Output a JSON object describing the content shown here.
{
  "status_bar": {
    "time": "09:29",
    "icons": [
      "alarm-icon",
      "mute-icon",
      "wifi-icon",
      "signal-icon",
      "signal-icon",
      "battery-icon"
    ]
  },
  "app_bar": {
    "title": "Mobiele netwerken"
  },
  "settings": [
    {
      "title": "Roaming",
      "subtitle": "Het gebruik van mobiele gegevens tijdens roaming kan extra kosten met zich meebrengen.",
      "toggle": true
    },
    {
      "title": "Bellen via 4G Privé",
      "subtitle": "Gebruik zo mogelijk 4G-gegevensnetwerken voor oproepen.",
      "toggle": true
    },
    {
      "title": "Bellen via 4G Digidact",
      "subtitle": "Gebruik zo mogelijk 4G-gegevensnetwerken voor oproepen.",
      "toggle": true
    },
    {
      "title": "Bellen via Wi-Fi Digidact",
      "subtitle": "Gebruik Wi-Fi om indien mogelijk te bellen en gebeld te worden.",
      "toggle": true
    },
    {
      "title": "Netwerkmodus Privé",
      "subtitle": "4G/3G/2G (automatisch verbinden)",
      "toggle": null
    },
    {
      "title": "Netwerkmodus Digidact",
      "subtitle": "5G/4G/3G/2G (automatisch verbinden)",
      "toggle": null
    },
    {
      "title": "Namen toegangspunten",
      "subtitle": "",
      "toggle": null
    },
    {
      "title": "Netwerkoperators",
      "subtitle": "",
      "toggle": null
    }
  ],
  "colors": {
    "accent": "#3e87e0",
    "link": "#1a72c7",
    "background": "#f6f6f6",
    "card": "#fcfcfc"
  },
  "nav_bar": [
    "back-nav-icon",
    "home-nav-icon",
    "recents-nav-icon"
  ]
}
_ _ _ _ _ _ _
* _Written exercise_: Copy, from the material, each line that holds the string "Privé".

* _Response for this exercise_:
      "title": "Bellen via 4G Privé",
      "title": "Netwerkmodus Privé",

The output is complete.